Aim of the exercise:
Reproduce all of the listing below without alteration.

%%

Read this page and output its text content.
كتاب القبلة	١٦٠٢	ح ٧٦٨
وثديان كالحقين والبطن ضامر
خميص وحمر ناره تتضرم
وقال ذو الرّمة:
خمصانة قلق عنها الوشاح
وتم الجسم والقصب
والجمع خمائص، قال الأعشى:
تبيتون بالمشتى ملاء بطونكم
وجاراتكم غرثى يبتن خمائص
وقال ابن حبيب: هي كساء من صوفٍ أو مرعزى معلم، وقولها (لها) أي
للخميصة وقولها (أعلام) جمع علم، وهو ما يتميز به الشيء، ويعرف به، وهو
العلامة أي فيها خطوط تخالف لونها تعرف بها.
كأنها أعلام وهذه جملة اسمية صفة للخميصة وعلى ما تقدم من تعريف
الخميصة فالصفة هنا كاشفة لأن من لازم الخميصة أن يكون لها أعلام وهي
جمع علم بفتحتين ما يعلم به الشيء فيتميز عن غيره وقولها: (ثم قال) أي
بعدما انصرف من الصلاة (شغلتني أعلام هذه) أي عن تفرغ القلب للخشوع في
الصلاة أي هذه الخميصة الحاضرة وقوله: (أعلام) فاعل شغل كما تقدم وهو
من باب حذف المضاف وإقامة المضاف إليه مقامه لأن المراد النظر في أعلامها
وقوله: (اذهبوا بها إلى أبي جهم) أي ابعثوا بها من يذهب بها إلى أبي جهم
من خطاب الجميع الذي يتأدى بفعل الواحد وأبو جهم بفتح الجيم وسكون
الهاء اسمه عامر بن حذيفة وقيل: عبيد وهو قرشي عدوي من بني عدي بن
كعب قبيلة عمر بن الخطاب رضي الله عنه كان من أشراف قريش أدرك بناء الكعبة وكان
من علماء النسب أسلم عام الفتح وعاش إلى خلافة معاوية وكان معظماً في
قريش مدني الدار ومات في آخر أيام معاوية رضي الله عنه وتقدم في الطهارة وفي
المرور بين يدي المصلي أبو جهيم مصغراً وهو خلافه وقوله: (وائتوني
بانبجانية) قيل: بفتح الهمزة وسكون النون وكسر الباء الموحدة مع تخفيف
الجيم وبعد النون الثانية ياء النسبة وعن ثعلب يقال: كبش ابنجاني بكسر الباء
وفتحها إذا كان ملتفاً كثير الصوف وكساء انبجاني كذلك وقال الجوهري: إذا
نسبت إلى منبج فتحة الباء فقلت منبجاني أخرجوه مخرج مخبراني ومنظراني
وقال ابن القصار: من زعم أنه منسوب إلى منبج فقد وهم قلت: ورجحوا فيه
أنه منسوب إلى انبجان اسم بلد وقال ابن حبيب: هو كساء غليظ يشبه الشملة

%%

Solution for this problem:
Read this page and output its text content.
كتاب القبلة	١٦٠٢	ح ٧٦٨
وثديان كالحقين والبطن ضامر
خميص وحمر ناره تتضرم
وقال ذو الرّمة:
خمصانة قلق عنها الوشاح
وتم الجسم والقصب
والجمع خمائص، قال الأعشى:
تبيتون بالمشتى ملاء بطونكم
وجاراتكم غرثى يبتن خمائص
وقال ابن حبيب: هي كساء من صوفٍ أو مرعزى معلم، وقولها (لها) أي
للخميصة وقولها (أعلام) جمع علم، وهو ما يتميز به الشيء، ويعرف به، وهو
العلامة أي فيها خطوط تخالف لونها تعرف بها.
كأنها أعلام وهذه جملة اسمية صفة للخميصة وعلى ما تقدم من تعريف
الخميصة فالصفة هنا كاشفة لأن من لازم الخميصة أن يكون لها أعلام وهي
جمع علم بفتحتين ما يعلم به الشيء فيتميز عن غيره وقولها: (ثم قال) أي
بعدما انصرف من الصلاة (شغلتني أعلام هذه) أي عن تفرغ القلب للخشوع في
الصلاة أي هذه الخميصة الحاضرة وقوله: (أعلام) فاعل شغل كما تقدم وهو
من باب حذف المضاف وإقامة المضاف إليه مقامه لأن المراد النظر في أعلامها
وقوله: (اذهبوا بها إلى أبي جهم) أي ابعثوا بها من يذهب بها إلى أبي جهم
من خطاب الجميع الذي يتأدى بفعل الواحد وأبو جهم بفتح الجيم وسكون
الهاء اسمه عامر بن حذيفة وقيل: عبيد وهو قرشي عدوي من بني عدي بن
كعب قبيلة عمر بن الخطاب رضي الله عنه كان من أشراف قريش أدرك بناء الكعبة وكان
من علماء النسب أسلم عام الفتح وعاش إلى خلافة معاوية وكان معظماً في
قريش مدني الدار ومات في آخر أيام معاوية رضي الله عنه وتقدم في الطهارة وفي
المرور بين يدي المصلي أبو جهيم مصغراً وهو خلافه وقوله: (وائتوني
بانبجانية) قيل: بفتح الهمزة وسكون النون وكسر الباء الموحدة مع تخفيف
الجيم وبعد النون الثانية ياء النسبة وعن ثعلب يقال: كبش ابنجاني بكسر الباء
وفتحها إذا كان ملتفاً كثير الصوف وكساء انبجاني كذلك وقال الجوهري: إذا
نسبت إلى منبج فتحة الباء فقلت منبجاني أخرجوه مخرج مخبراني ومنظراني
وقال ابن القصار: من زعم أنه منسوب إلى منبج فقد وهم قلت: ورجحوا فيه
أنه منسوب إلى انبجان اسم بلد وقال ابن حبيب: هو كساء غليظ يشبه الشملة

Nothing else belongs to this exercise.